Problem to work on:
The data below should be restated word for word, with every picture omitted.

Dataset extract:
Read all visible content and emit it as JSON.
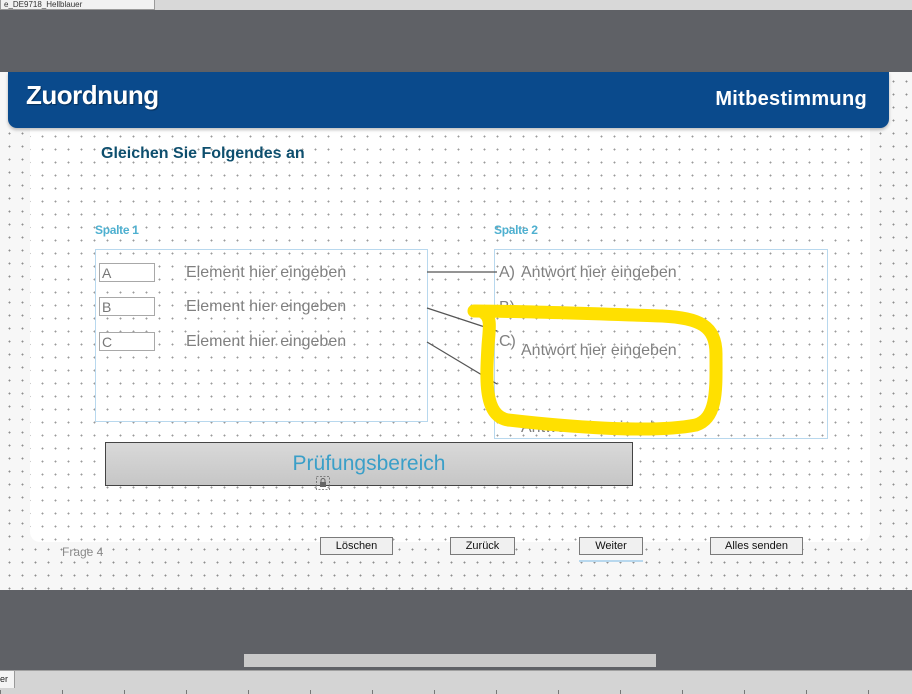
{
  "window": {
    "tab_title": "e_DE9718_Hellblauer",
    "bottom_tab": "er"
  },
  "slide": {
    "title": "Zuordnung",
    "subtitle": "Mitbestimmung",
    "instruction": "Gleichen Sie Folgendes an",
    "column1": {
      "label": "Spalte 1",
      "items": [
        {
          "code": "A",
          "text": "Element hier eingeben"
        },
        {
          "code": "B",
          "text": "Element hier eingeben"
        },
        {
          "code": "C",
          "text": "Element hier eingeben"
        }
      ]
    },
    "column2": {
      "label": "Spalte 2",
      "answers": [
        {
          "letter": "A)",
          "text": "Antwort hier eingeben"
        },
        {
          "letter": "B)",
          "text": ""
        },
        {
          "letter": "C)",
          "text": "Antwort hier eingeben"
        }
      ],
      "extra_answer": "Antwort hier eingeben"
    },
    "review_area": "Prüfungsbereich",
    "question_label": "Frage 4",
    "buttons": {
      "clear": "Löschen",
      "back": "Zurück",
      "next": "Weiter",
      "submit_all": "Alles senden"
    }
  },
  "colors": {
    "header_blue": "#0a4a8c",
    "accent_teal": "#4eb0d0",
    "highlight_yellow": "#ffe000"
  }
}
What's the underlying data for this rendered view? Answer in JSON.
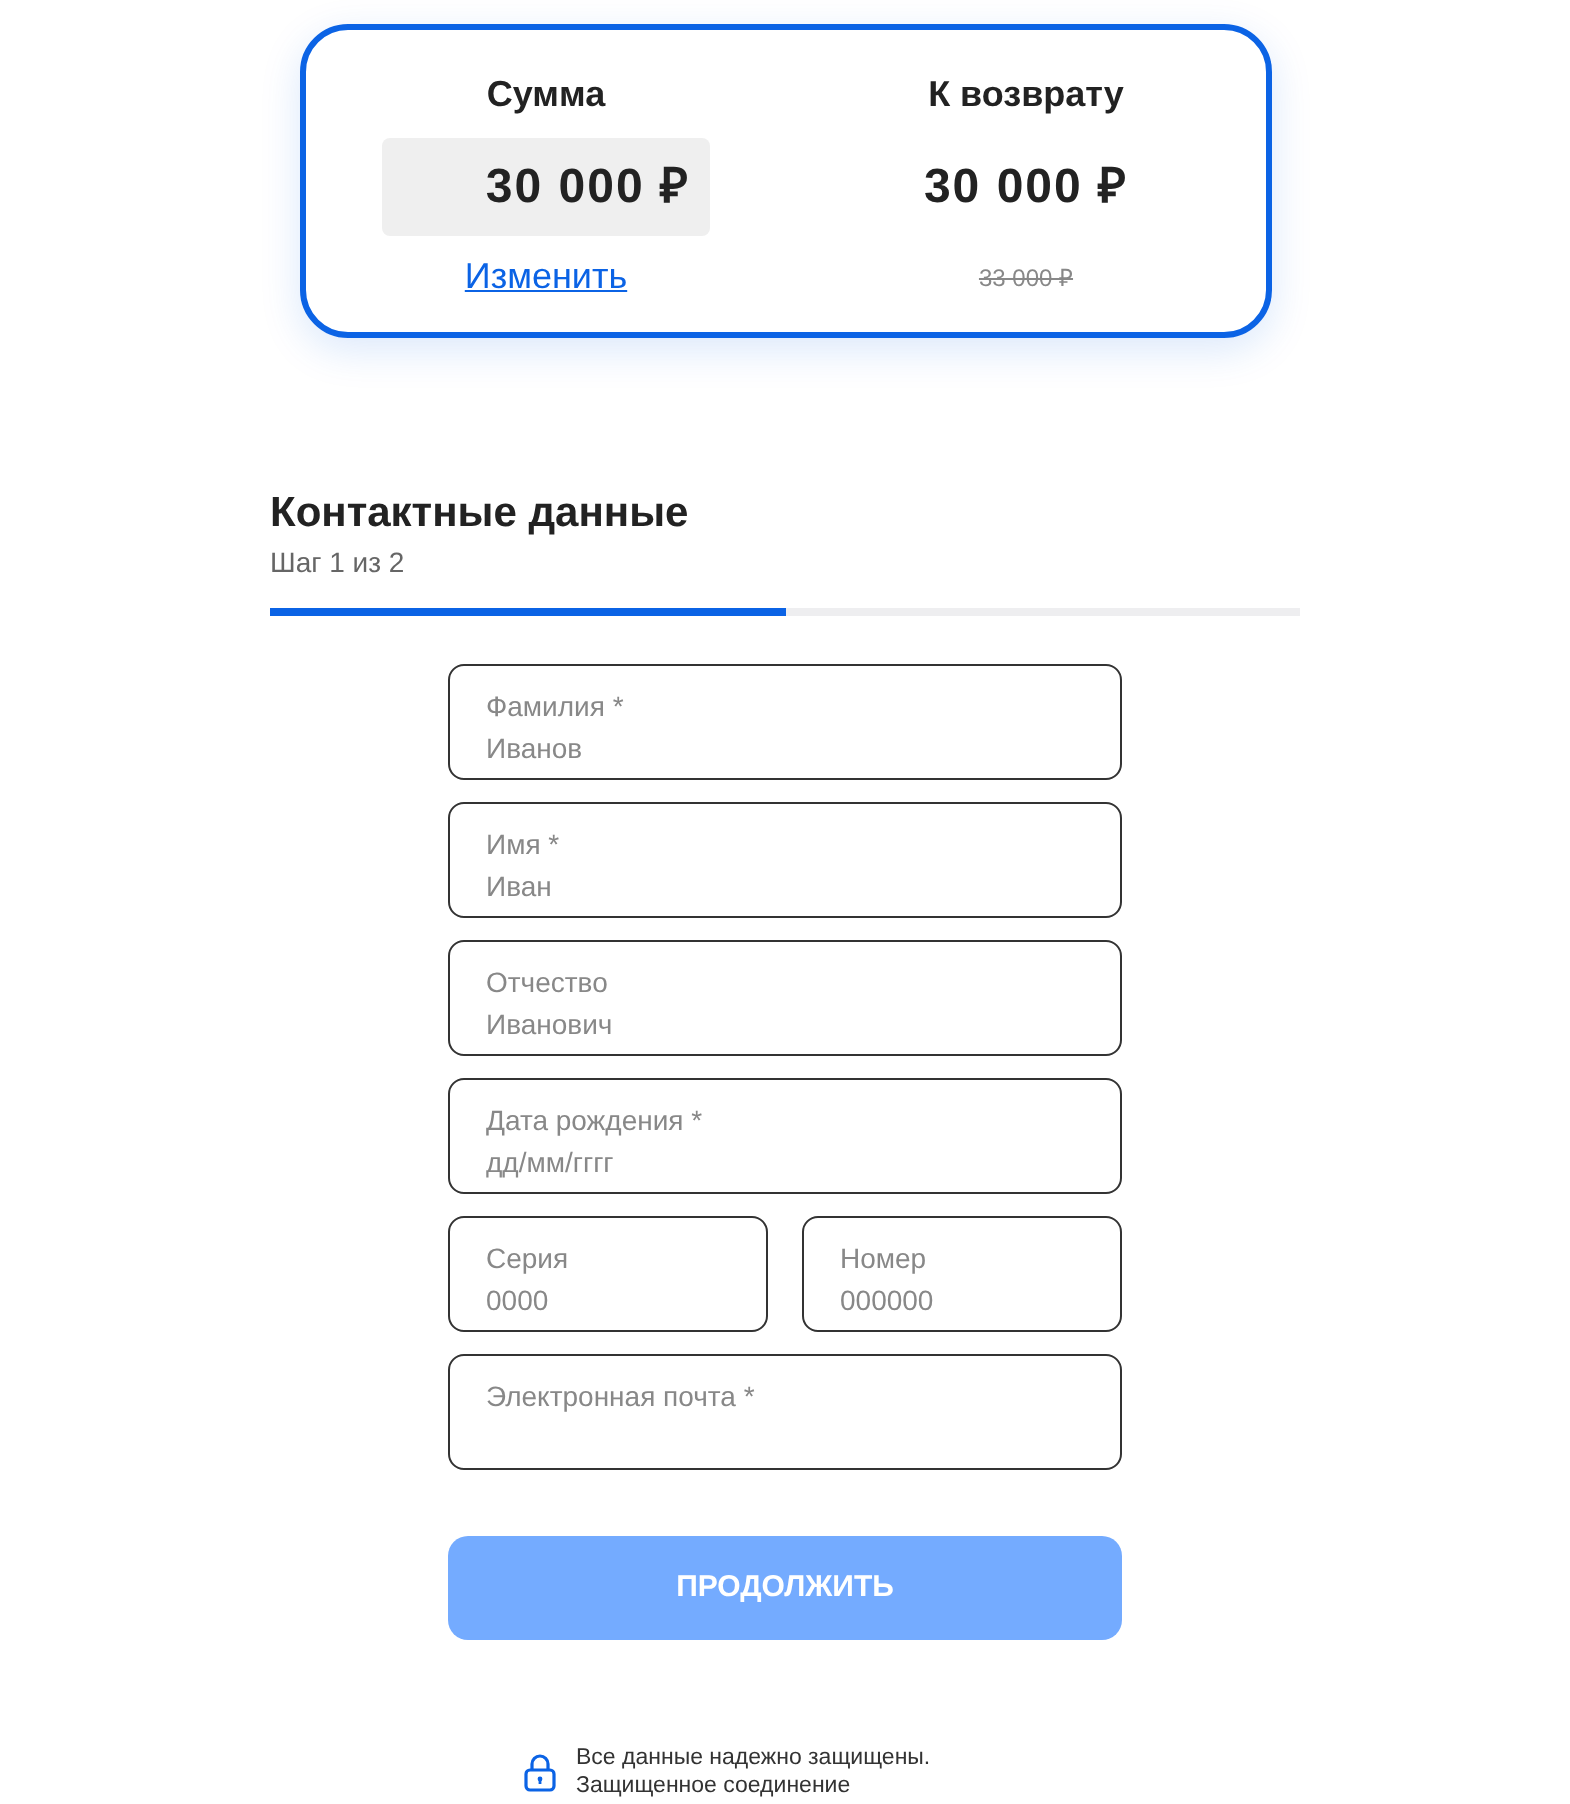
{
  "summary": {
    "amount": {
      "label": "Сумма",
      "value": "30 000 ₽",
      "link": "Изменить"
    },
    "refund": {
      "label": "К возврату",
      "value": "30 000 ₽",
      "old_value": "33 000 ₽"
    }
  },
  "form": {
    "title": "Контактные данные",
    "step": "Шаг 1 из 2",
    "progress": {
      "level": 0.5
    },
    "rows": [
      [
        {
          "label": "Фамилия *",
          "placeholder": "Иванов"
        }
      ],
      [
        {
          "label": "Имя *",
          "placeholder": "Иван"
        }
      ],
      [
        {
          "label": "Отчество",
          "placeholder": "Иванович"
        }
      ],
      [
        {
          "label": "Дата рождения *",
          "placeholder": "дд/мм/гггг"
        }
      ],
      [
        {
          "label": "Серия",
          "placeholder": "0000"
        },
        {
          "label": "Номер",
          "placeholder": "000000"
        }
      ],
      [
        {
          "label": "Электронная почта *"
        }
      ]
    ],
    "submit": {
      "label": "ПРОДОЛЖИТЬ",
      "disabled": true
    },
    "security": {
      "line1": "Все данные надежно защищены.",
      "line2": "Защищенное соединение"
    }
  }
}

Solution below:
Read all visible content and emit it as JSON.
{
  "window": {
    "tab_title": "e_DE9718_Hellblauer",
    "bottom_tab": "er"
  },
  "slide": {
    "title": "Zuordnung",
    "subtitle": "Mitbestimmung",
    "instruction": "Gleichen Sie Folgendes an",
    "column1": {
      "label": "Spalte 1",
      "items": [
        {
          "code": "A",
          "text": "Element hier eingeben"
        },
        {
          "code": "B",
          "text": "Element hier eingeben"
        },
        {
          "code": "C",
          "text": "Element hier eingeben"
        }
      ]
    },
    "column2": {
      "label": "Spalte 2",
      "answers": [
        {
          "letter": "A)",
          "text": "Antwort hier eingeben"
        },
        {
          "letter": "B)",
          "text": ""
        },
        {
          "letter": "C)",
          "text": "Antwort hier eingeben"
        }
      ],
      "extra_answer": "Antwort hier eingeben"
    },
    "review_area": "Prüfungsbereich",
    "question_label": "Frage 4",
    "buttons": {
      "clear": "Löschen",
      "back": "Zurück",
      "next": "Weiter",
      "submit_all": "Alles senden"
    }
  },
  "colors": {
    "header_blue": "#0a4a8c",
    "accent_teal": "#4eb0d0",
    "highlight_yellow": "#ffe000"
  }
}
What's the underlying data for this rendered view? Answer in JSON.
{
  "summary": {
    "amount": {
      "label": "Сумма",
      "value": "30 000 ₽",
      "link": "Изменить"
    },
    "refund": {
      "label": "К возврату",
      "value": "30 000 ₽",
      "old_value": "33 000 ₽"
    }
  },
  "form": {
    "title": "Контактные данные",
    "step": "Шаг 1 из 2",
    "progress": {
      "level": 0.5
    },
    "rows": [
      [
        {
          "label": "Фамилия *",
          "placeholder": "Иванов"
        }
      ],
      [
        {
          "label": "Имя *",
          "placeholder": "Иван"
        }
      ],
      [
        {
          "label": "Отчество",
          "placeholder": "Иванович"
        }
      ],
      [
        {
          "label": "Дата рождения *",
          "placeholder": "дд/мм/гггг"
        }
      ],
      [
        {
          "label": "Серия",
          "placeholder": "0000"
        },
        {
          "label": "Номер",
          "placeholder": "000000"
        }
      ],
      [
        {
          "label": "Электронная почта *"
        }
      ]
    ],
    "submit": {
      "label": "ПРОДОЛЖИТЬ",
      "disabled": true
    },
    "security": {
      "line1": "Все данные надежно защищены.",
      "line2": "Защищенное соединение"
    }
  }
}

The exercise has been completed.